# [Short exercise]
In the entries below, find every line holding the string "Give" and collect it.

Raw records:

┌──

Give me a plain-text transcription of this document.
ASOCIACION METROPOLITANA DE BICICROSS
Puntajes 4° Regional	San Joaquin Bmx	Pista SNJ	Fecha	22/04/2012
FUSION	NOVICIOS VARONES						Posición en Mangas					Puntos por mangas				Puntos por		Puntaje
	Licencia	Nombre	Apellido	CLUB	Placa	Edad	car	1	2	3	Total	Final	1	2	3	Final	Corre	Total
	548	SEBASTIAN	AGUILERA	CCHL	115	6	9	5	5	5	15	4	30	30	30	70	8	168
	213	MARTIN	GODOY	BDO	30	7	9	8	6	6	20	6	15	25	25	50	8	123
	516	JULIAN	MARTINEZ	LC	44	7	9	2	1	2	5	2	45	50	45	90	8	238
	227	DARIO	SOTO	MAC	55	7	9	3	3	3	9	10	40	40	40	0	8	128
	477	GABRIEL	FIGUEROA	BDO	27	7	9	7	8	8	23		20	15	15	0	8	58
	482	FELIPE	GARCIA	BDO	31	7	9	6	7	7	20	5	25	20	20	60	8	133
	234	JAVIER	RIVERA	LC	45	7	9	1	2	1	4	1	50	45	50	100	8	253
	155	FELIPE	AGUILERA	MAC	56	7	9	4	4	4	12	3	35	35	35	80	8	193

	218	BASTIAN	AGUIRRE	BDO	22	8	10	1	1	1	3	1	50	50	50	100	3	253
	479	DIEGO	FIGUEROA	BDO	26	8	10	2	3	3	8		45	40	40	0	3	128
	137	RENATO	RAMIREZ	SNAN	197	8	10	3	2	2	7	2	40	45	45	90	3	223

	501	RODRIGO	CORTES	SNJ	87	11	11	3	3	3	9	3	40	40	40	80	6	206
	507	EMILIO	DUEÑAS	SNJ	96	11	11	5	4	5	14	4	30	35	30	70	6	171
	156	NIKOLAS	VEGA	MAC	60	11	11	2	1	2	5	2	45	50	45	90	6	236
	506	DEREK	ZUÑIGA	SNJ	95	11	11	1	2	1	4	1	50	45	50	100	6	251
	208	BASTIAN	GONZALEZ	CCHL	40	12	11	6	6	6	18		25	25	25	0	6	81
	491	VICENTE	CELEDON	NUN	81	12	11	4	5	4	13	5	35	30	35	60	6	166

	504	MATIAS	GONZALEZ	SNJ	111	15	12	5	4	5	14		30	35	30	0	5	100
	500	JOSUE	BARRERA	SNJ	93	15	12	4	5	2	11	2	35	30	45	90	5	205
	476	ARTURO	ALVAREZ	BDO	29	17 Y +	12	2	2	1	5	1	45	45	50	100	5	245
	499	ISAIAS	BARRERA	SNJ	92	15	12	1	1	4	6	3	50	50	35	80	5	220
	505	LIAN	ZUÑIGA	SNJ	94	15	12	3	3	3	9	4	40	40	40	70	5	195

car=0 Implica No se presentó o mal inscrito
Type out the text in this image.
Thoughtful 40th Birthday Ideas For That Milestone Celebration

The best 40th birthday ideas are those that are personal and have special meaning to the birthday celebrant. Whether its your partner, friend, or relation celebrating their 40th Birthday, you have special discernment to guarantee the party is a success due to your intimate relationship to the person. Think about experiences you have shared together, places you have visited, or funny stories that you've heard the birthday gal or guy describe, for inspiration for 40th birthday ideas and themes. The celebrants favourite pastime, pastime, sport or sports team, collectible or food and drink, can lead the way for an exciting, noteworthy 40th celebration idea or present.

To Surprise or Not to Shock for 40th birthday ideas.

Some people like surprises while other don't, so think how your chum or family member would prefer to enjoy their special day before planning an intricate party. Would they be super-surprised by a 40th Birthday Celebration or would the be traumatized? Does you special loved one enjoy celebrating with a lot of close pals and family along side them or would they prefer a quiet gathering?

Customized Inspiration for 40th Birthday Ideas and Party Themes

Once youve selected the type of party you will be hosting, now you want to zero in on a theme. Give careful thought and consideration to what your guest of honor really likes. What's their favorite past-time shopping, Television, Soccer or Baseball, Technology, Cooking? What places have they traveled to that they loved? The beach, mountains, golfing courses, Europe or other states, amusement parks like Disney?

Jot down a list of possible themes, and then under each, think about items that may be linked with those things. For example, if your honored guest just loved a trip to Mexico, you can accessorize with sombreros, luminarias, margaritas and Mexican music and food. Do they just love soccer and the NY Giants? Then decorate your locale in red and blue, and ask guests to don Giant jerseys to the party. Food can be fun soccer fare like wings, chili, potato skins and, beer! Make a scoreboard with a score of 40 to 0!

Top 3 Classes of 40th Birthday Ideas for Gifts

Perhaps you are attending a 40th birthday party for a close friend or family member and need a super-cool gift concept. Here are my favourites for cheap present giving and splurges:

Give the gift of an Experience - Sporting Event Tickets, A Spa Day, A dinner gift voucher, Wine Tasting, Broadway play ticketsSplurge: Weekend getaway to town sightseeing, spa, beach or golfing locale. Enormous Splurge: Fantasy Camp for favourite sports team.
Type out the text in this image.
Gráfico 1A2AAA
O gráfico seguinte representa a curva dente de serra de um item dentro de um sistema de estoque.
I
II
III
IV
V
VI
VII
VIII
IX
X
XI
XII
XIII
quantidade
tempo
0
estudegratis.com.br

└──

# [Expected answer]
Give me a plain-text transcription of this document.
Once youve selected the type of party you will be hosting, now you want to zero in on a theme. Give careful thought and consideration to what your guest of honor really likes. What's their favorite past-time shopping, Television, Soccer or Baseball, Technology, Cooking? What places have they traveled to that they loved? The beach, mountains, golfing courses, Europe or other states, amusement parks like Disney?
Give the gift of an Experience - Sporting Event Tickets, A Spa Day, A dinner gift voucher, Wine Tasting, Broadway play ticketsSplurge: Weekend getaway to town sightseeing, spa, beach or golfing locale. Enormous Splurge: Fantasy Camp for favourite sports team.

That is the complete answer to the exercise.